* GIVEN REQUEST *
Write every entry out again exactly, please, and skip the pictures.

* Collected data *
——————
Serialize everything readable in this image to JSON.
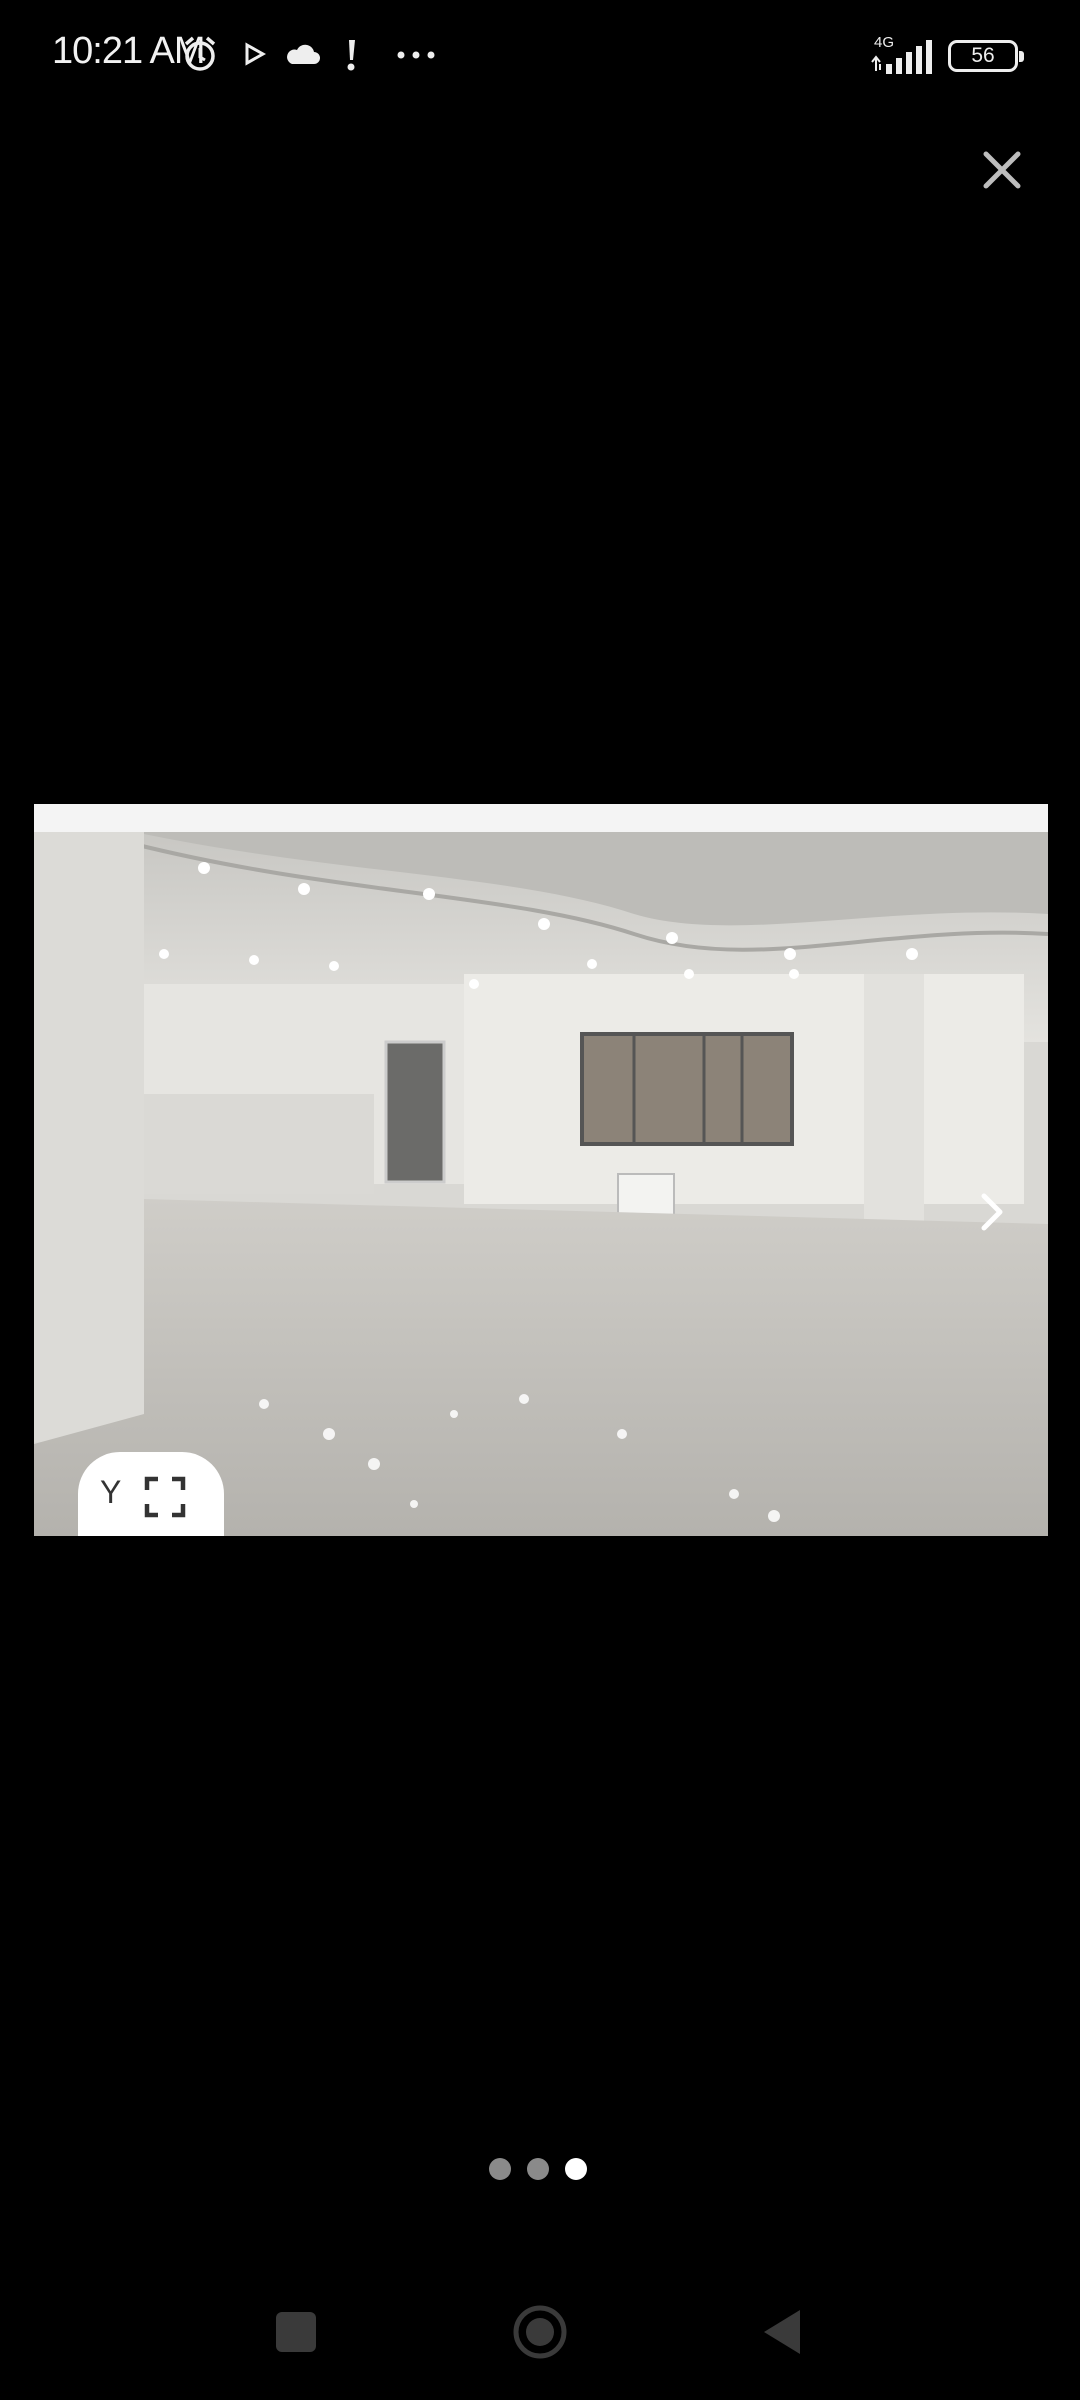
{
  "status_bar": {
    "time": "10:21 AM",
    "icons": [
      "alarm-icon",
      "play-icon",
      "cloud-icon",
      "alert-icon",
      "more-icon"
    ],
    "network": "4G",
    "battery": "56"
  },
  "viewer": {
    "close_icon": "close-icon",
    "photo_alt": "empty apartment interior",
    "next_icon": "chevron-right-icon",
    "photo_count_label": "Y",
    "fullscreen_icon": "fullscreen-icon"
  },
  "pager": {
    "total": 3,
    "active": 3
  },
  "nav_bar": {
    "icons": [
      "recents-icon",
      "home-icon",
      "back-icon"
    ]
  },
  "colors": {
    "background": "#000000",
    "dot_active": "#ffffff",
    "dot_inactive": "#8a8a8a"
  }
}
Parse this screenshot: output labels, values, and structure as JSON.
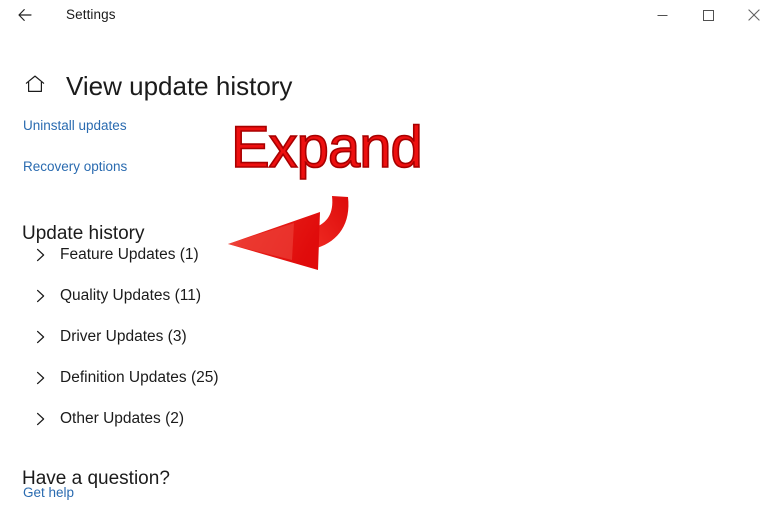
——————
* WRITTEN ANSWER *
Serialize everything readable in this image to JSON.
{
  "status_bar": {
    "time": "10:21 AM",
    "icons": [
      "alarm-icon",
      "play-icon",
      "cloud-icon",
      "alert-icon",
      "more-icon"
    ],
    "network": "4G",
    "battery": "56"
  },
  "viewer": {
    "close_icon": "close-icon",
    "photo_alt": "empty apartment interior",
    "next_icon": "chevron-right-icon",
    "photo_count_label": "Y",
    "fullscreen_icon": "fullscreen-icon"
  },
  "pager": {
    "total": 3,
    "active": 3
  },
  "nav_bar": {
    "icons": [
      "recents-icon",
      "home-icon",
      "back-icon"
    ]
  },
  "colors": {
    "background": "#000000",
    "dot_active": "#ffffff",
    "dot_inactive": "#8a8a8a"
  }
}
Parse this screenshot: output labels, values, and structure as JSON.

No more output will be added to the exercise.